═════ MATERIALS PROVIDED
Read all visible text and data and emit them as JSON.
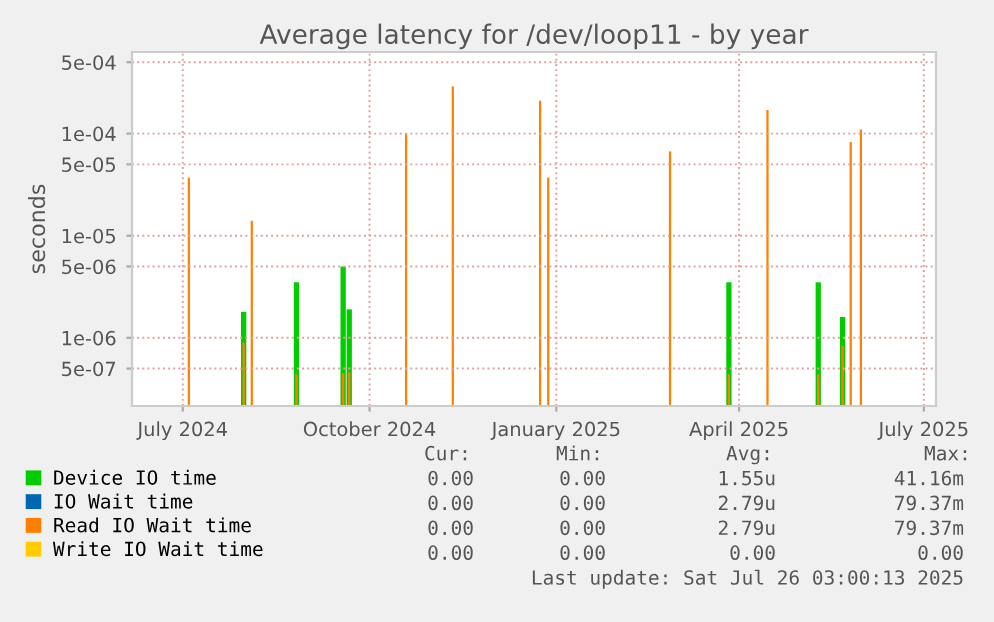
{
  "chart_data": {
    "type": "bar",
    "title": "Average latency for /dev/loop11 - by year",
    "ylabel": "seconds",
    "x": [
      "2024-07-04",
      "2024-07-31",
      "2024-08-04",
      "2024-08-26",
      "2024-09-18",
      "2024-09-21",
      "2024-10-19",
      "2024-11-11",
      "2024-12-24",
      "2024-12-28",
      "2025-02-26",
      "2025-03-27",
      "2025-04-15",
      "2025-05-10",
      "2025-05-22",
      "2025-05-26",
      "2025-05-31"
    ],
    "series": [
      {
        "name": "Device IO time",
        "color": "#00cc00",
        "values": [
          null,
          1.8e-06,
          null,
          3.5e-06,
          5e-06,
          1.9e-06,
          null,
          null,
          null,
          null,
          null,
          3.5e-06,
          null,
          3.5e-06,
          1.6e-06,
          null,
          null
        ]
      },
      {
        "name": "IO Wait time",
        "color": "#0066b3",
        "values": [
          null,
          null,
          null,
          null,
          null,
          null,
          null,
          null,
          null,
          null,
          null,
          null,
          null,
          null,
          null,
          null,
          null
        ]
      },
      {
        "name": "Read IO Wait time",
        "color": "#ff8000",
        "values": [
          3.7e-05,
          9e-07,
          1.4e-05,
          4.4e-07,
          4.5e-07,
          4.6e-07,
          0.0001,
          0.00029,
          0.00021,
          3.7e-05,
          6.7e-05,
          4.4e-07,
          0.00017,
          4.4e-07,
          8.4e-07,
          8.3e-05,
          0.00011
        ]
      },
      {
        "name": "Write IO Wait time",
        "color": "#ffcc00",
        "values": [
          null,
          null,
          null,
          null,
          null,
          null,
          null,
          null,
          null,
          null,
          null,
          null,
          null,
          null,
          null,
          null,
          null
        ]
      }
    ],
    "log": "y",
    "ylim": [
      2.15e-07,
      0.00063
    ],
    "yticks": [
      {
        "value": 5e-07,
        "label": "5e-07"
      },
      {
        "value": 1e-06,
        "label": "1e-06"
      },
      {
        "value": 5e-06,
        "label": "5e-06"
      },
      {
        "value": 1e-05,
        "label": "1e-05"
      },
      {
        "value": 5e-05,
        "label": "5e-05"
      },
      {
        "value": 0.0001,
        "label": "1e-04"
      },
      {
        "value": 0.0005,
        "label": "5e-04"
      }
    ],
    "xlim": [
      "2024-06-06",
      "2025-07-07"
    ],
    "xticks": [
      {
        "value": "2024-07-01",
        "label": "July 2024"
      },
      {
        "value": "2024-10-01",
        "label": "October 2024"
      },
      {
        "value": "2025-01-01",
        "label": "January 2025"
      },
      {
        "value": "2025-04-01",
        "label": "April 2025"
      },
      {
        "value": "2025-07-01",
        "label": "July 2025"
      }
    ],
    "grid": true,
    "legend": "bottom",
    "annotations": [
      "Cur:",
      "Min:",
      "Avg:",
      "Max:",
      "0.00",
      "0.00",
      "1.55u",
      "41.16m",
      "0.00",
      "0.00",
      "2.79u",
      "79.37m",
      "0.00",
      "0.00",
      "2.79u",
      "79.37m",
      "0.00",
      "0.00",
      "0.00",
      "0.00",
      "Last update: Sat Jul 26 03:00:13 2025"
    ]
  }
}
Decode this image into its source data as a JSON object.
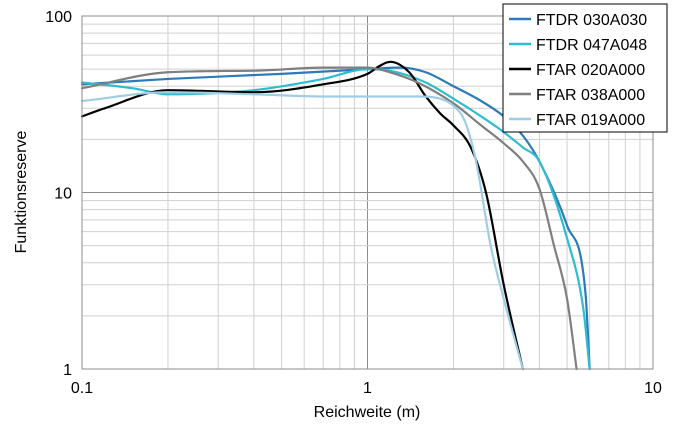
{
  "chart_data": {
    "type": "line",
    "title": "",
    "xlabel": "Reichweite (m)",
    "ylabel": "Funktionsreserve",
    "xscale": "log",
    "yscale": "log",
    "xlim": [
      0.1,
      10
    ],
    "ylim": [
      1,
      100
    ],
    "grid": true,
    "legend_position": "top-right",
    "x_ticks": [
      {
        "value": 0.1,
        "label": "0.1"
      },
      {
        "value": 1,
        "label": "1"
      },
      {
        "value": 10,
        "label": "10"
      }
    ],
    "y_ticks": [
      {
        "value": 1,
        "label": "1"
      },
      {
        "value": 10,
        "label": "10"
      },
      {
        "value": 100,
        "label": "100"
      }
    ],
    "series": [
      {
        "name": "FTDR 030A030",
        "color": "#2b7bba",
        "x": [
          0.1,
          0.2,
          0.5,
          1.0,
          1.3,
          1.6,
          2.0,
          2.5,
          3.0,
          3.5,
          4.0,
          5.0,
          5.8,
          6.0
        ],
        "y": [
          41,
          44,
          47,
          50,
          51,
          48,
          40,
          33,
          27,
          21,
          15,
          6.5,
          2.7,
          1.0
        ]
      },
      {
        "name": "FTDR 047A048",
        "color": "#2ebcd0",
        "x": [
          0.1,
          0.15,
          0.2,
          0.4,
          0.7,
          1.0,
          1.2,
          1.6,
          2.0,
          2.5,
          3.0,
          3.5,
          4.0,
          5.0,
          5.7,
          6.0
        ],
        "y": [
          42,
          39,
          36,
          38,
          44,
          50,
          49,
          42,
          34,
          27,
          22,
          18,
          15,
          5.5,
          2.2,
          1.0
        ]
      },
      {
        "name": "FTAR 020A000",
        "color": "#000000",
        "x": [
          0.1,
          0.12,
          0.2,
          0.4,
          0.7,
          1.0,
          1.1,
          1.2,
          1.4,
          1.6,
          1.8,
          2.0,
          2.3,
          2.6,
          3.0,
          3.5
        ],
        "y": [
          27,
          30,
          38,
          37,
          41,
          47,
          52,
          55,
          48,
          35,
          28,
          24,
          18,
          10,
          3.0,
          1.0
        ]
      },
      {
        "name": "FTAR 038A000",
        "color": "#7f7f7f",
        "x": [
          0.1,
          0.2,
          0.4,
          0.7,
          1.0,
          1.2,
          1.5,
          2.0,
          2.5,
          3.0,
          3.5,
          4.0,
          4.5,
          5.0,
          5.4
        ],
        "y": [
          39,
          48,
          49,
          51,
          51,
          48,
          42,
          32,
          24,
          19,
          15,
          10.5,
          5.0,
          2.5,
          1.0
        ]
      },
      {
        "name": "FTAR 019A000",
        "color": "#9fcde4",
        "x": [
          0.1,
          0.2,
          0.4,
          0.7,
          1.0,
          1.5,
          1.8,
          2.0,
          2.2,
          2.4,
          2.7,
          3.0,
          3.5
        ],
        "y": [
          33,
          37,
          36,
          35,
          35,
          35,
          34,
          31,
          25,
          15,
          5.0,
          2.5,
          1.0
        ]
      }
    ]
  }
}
══════════
═════ MATERIALS PROVIDED
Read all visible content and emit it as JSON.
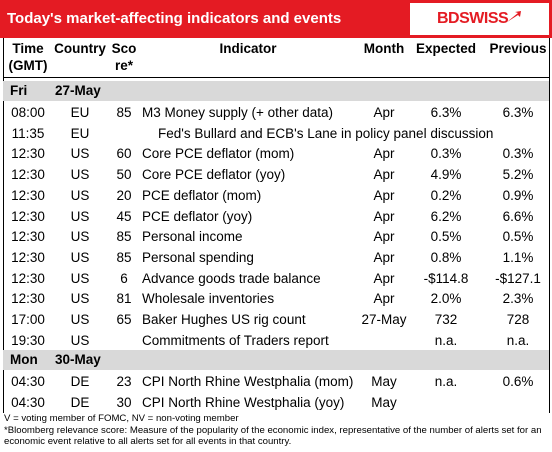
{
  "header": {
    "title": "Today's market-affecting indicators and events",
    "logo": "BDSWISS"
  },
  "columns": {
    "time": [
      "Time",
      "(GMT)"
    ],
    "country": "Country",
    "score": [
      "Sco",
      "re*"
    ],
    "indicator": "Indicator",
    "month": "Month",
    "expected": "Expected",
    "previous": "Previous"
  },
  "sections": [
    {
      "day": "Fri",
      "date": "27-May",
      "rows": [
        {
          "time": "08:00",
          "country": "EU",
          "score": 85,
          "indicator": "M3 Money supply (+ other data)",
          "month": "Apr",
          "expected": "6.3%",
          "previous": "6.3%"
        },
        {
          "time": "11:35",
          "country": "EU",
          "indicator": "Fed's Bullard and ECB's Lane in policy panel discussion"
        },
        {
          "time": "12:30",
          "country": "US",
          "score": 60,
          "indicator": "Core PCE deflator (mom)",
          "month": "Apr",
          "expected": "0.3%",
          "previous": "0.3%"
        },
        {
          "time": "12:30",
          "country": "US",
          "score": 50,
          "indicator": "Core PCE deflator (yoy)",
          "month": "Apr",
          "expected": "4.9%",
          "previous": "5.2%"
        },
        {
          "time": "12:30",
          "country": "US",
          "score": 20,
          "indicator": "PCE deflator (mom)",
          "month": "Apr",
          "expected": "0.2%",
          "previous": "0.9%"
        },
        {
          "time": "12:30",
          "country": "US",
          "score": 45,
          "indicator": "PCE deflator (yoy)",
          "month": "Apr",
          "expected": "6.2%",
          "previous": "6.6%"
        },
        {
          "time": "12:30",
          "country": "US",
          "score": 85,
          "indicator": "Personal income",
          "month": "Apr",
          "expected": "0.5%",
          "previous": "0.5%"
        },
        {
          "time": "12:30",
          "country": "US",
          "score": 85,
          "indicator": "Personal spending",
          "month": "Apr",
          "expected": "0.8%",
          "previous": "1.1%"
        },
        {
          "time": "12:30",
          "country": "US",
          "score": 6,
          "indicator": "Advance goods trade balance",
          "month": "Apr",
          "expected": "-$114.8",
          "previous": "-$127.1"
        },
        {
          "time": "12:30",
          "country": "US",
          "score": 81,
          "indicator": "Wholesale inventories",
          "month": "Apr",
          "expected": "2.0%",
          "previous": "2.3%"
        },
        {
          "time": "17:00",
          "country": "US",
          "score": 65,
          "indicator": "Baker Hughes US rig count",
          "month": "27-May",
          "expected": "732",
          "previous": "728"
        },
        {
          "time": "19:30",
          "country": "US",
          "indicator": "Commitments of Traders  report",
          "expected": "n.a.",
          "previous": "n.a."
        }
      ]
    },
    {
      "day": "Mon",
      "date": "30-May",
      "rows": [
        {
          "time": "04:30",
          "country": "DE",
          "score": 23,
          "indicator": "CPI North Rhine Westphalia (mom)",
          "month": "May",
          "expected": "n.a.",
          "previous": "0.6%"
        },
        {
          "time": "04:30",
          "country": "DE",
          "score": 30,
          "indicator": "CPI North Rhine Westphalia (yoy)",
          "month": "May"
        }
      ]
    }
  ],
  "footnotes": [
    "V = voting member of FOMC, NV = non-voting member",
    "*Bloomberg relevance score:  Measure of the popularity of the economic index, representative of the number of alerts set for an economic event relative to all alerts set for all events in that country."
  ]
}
══════════
═════ MATERIALS PROVIDED
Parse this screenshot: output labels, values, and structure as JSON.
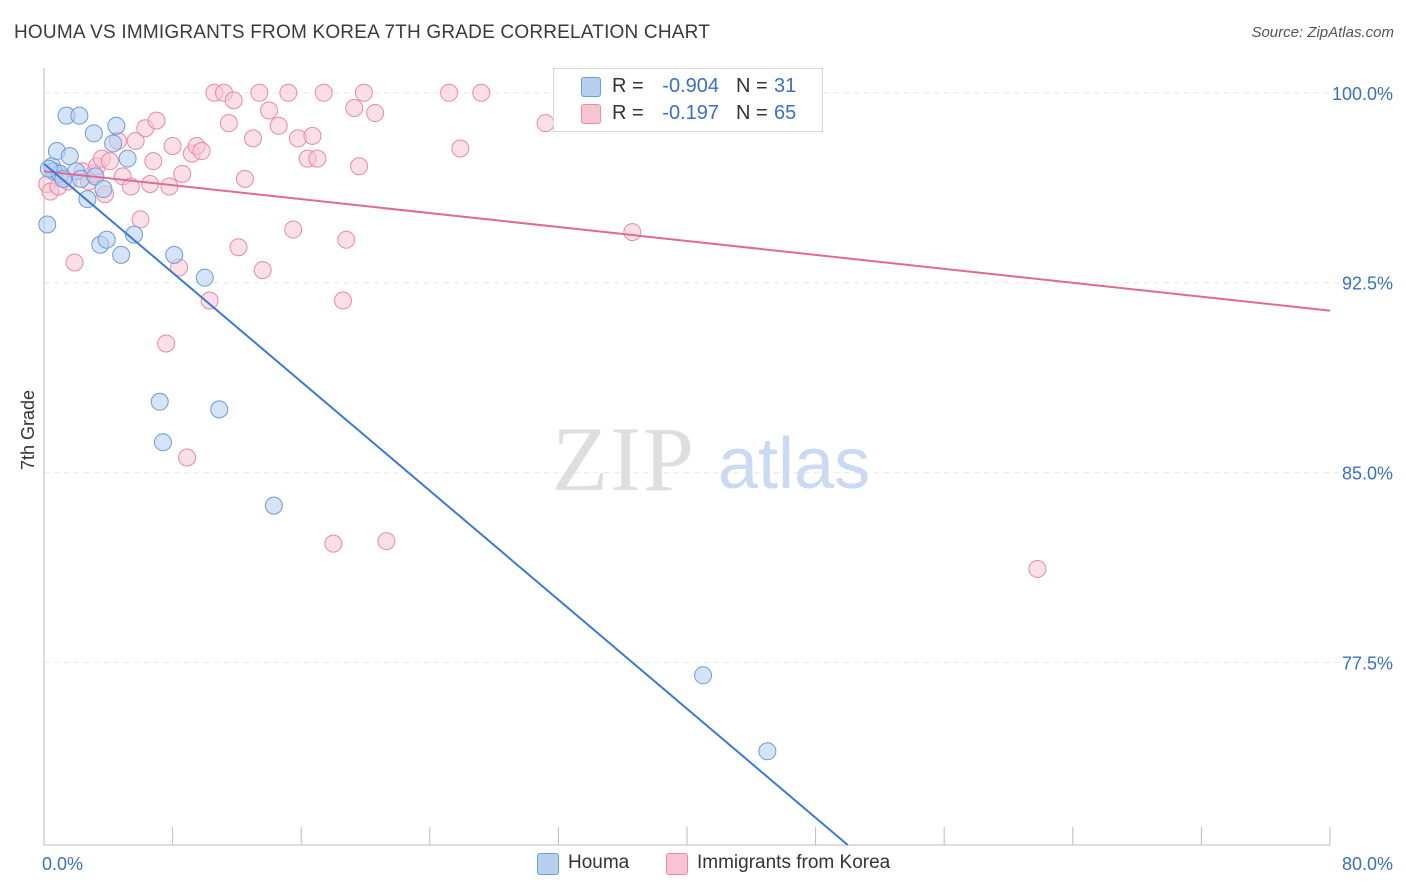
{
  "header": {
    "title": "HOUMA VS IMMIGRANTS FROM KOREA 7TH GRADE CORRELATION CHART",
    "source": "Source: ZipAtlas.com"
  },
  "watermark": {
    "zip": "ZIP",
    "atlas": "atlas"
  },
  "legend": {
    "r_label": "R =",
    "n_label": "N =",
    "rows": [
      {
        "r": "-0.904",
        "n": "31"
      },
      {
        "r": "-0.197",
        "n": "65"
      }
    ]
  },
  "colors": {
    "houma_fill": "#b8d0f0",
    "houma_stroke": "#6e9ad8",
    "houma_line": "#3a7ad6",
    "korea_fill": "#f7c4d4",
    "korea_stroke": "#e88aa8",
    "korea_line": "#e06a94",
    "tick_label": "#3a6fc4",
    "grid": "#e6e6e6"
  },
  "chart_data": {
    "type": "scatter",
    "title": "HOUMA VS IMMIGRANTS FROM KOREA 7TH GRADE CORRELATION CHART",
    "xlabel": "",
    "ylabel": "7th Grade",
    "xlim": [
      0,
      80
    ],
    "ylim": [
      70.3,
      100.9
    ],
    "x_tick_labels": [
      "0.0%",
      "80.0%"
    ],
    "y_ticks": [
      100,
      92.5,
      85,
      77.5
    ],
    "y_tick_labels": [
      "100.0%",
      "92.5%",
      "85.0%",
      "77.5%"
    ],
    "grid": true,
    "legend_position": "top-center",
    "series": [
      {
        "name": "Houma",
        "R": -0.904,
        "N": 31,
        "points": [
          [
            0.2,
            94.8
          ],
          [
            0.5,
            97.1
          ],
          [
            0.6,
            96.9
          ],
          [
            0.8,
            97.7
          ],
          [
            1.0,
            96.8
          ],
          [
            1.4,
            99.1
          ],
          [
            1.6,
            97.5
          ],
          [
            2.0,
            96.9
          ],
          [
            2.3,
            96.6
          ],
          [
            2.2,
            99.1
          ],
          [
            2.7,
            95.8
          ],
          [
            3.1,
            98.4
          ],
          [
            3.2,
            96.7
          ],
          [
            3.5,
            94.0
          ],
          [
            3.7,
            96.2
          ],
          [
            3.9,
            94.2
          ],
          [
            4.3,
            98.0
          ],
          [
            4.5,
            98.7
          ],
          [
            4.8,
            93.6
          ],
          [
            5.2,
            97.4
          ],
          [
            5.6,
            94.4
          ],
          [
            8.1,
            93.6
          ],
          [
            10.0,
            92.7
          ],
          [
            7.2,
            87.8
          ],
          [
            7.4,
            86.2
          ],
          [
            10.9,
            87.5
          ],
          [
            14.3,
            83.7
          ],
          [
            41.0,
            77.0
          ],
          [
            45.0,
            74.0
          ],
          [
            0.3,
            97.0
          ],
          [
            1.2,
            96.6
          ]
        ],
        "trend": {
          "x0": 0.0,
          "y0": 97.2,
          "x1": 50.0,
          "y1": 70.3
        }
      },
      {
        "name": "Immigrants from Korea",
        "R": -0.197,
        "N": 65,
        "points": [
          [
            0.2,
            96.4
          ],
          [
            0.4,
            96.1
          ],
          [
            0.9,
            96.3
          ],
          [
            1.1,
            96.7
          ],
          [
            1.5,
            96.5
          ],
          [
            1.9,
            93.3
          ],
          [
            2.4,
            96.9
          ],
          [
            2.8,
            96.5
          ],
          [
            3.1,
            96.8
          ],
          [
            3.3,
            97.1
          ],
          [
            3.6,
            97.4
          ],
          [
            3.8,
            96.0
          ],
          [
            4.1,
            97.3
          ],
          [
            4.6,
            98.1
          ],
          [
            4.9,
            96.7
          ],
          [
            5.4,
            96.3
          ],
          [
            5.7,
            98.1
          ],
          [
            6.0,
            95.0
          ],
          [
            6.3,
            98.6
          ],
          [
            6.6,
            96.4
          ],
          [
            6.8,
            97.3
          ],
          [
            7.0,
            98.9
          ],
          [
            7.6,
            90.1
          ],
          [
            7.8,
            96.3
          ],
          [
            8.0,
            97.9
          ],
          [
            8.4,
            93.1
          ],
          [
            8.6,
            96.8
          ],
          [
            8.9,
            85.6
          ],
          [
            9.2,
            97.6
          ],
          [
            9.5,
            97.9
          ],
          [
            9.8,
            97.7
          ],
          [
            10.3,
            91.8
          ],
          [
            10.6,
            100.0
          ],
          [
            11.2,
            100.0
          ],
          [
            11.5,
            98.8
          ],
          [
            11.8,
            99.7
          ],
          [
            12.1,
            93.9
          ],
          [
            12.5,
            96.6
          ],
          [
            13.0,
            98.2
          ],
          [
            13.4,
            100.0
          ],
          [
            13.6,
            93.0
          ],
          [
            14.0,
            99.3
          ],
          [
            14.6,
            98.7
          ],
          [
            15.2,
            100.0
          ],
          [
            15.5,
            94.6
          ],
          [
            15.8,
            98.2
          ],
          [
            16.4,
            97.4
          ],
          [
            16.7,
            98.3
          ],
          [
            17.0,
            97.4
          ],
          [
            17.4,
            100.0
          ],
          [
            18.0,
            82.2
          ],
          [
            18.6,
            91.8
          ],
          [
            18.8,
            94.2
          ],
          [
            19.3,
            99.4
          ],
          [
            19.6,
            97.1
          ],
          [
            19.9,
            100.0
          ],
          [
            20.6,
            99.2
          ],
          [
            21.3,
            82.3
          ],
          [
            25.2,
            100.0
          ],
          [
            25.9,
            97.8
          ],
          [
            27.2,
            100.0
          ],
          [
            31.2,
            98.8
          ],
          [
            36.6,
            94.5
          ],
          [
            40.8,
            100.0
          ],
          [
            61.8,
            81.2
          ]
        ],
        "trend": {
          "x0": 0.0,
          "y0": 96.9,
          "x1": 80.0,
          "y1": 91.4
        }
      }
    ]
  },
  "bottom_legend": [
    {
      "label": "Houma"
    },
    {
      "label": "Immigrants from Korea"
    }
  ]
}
══════════
_TO DO_
Identify and copy the lines holding the word "events".

_EXERCISE RESULT_
    "title": "Today's market-affecting indicators and events",
    "*Bloomberg relevance score:  Measure of the popularity of the economic index, representative of the number of alerts set for an economic event relative to all alerts set for all events in that country."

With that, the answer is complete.